(Data entries)
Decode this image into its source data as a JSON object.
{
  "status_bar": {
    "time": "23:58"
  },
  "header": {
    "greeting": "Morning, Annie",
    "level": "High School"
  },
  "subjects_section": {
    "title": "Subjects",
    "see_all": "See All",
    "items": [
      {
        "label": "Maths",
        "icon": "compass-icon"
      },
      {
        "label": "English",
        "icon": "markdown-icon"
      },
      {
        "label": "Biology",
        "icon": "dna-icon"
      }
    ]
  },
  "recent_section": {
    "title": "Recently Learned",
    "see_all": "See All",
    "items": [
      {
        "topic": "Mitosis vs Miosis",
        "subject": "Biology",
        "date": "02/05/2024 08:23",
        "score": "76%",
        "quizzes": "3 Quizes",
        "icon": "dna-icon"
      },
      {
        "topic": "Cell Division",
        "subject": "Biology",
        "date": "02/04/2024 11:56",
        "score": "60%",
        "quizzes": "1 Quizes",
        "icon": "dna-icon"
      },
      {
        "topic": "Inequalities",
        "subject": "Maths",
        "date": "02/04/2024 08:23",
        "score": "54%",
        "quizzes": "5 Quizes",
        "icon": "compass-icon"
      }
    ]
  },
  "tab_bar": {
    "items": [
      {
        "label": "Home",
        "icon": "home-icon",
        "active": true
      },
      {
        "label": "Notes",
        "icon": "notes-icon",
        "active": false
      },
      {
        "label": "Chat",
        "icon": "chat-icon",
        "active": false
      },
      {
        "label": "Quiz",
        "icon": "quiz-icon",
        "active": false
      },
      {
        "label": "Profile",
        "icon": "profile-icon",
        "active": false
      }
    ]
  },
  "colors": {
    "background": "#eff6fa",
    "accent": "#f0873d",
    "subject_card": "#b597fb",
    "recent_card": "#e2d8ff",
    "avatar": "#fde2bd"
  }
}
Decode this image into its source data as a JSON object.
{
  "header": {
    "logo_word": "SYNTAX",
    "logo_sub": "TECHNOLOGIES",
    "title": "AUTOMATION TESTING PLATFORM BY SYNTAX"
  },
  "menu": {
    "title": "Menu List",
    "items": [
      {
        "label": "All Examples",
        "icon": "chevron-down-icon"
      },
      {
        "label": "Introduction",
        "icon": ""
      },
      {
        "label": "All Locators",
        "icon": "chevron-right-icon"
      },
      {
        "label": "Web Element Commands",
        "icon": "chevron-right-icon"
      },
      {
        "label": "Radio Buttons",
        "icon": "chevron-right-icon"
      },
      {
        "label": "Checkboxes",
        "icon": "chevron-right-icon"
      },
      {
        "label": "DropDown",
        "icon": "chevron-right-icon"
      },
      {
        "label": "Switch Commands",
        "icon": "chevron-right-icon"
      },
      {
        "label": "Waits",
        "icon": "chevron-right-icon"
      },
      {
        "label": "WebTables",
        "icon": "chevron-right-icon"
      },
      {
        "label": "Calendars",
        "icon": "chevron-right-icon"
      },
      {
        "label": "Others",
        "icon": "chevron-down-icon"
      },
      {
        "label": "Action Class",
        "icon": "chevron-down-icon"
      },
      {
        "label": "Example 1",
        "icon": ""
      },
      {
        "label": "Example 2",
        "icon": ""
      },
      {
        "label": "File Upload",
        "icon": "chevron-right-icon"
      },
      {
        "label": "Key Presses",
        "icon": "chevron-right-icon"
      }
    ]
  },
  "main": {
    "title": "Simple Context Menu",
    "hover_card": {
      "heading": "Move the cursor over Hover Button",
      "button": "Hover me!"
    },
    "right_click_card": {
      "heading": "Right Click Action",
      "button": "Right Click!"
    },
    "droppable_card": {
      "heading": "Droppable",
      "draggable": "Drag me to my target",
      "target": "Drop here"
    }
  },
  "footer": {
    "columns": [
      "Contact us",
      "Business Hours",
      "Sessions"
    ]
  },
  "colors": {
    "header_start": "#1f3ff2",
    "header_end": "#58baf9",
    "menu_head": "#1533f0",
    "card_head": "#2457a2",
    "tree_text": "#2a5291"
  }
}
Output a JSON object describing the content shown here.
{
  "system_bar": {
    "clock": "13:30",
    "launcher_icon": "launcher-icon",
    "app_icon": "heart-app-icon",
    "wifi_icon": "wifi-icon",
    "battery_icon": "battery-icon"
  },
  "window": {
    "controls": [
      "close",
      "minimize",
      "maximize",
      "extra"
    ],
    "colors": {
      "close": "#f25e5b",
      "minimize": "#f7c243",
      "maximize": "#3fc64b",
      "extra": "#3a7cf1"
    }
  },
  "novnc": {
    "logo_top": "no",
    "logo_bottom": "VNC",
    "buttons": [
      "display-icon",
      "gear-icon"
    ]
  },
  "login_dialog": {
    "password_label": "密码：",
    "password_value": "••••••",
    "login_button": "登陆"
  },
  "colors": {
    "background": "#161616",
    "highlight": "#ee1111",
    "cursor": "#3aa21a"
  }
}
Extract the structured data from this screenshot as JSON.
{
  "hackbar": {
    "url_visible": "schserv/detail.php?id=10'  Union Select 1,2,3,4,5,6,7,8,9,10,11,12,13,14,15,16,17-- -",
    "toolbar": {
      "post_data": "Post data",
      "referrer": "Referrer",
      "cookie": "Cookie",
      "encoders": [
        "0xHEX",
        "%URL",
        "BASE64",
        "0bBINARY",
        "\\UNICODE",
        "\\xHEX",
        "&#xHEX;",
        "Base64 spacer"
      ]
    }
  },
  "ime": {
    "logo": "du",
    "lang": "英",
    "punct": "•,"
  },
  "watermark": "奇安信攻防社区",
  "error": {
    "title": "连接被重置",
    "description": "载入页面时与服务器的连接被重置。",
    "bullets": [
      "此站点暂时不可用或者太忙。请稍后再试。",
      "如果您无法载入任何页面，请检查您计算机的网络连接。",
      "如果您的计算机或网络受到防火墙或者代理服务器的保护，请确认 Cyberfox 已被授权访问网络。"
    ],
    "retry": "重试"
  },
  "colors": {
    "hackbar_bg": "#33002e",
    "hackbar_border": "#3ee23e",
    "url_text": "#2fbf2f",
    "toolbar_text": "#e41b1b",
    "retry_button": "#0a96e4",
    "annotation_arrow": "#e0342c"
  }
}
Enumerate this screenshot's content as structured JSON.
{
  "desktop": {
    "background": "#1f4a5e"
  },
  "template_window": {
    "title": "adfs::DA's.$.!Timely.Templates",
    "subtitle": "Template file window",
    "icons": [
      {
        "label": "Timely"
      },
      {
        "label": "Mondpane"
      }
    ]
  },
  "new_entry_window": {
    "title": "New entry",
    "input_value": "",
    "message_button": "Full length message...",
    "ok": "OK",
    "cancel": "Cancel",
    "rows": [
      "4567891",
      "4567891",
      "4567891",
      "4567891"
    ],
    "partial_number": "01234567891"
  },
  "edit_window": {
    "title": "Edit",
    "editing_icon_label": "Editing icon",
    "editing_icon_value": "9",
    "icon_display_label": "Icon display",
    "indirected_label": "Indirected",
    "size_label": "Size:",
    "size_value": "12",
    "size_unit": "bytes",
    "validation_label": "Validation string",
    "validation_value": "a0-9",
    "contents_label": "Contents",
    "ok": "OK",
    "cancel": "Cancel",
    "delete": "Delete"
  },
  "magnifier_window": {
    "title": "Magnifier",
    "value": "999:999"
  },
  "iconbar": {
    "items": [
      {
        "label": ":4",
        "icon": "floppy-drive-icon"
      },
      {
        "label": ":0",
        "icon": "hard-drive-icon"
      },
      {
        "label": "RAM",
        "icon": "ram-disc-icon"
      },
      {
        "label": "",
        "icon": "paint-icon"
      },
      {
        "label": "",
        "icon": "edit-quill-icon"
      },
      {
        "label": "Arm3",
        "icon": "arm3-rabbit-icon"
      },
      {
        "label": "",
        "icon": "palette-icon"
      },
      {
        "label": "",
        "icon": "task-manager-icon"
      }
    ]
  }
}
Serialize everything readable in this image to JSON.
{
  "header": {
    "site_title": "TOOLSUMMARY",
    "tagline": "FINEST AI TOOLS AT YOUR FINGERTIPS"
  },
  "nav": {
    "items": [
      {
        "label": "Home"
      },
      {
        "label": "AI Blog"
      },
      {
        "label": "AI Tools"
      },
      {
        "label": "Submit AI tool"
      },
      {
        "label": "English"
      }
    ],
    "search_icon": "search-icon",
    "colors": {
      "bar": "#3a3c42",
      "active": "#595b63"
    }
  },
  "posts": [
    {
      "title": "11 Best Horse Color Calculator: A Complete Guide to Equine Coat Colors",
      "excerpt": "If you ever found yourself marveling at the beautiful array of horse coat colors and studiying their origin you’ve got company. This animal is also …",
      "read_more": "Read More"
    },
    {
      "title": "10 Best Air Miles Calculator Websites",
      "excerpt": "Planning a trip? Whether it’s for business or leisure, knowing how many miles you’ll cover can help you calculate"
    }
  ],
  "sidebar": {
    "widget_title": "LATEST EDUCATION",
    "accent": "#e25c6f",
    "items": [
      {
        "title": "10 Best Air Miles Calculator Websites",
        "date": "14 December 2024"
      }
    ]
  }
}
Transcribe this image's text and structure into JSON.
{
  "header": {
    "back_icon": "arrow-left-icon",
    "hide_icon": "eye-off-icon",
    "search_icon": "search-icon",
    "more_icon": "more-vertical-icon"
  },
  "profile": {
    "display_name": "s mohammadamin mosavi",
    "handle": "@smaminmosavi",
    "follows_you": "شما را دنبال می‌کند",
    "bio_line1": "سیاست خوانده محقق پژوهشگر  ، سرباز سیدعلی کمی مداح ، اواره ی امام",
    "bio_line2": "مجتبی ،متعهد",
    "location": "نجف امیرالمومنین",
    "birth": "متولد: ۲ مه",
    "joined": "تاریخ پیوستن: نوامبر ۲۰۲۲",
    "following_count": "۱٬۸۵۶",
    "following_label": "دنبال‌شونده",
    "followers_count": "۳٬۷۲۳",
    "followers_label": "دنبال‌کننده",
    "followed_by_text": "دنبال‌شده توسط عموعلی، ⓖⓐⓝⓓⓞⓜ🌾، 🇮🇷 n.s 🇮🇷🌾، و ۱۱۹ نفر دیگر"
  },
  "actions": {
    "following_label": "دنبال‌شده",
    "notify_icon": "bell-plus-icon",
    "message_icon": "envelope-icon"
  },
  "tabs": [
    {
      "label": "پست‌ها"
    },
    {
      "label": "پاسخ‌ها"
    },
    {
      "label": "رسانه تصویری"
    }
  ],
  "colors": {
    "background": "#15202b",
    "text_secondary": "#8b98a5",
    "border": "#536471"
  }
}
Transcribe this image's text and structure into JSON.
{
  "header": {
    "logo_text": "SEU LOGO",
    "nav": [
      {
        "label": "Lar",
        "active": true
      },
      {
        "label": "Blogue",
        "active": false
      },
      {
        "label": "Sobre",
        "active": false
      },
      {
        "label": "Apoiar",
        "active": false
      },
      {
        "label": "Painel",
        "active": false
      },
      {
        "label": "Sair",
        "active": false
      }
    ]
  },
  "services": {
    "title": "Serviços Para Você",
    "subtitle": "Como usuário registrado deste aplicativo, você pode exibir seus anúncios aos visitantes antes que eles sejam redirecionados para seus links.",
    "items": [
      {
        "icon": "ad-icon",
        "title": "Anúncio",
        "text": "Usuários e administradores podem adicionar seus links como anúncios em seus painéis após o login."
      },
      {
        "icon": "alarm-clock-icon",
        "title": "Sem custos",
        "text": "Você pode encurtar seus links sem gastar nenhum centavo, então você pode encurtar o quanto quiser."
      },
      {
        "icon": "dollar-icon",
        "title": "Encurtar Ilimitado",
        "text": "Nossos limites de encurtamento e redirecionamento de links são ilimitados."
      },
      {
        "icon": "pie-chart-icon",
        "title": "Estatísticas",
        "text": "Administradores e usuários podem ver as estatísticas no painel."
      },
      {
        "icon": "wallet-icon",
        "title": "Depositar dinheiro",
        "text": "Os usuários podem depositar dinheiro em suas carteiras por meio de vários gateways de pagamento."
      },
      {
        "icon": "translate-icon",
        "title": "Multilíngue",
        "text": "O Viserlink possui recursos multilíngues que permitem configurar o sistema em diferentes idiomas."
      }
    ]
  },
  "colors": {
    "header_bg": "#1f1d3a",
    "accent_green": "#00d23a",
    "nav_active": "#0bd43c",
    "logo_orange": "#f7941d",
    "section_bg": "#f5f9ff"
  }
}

§ Stated goal:
Supply the count of lines in the entries that contain the word "anúncios", and nothing besides.

§ Completed task:
2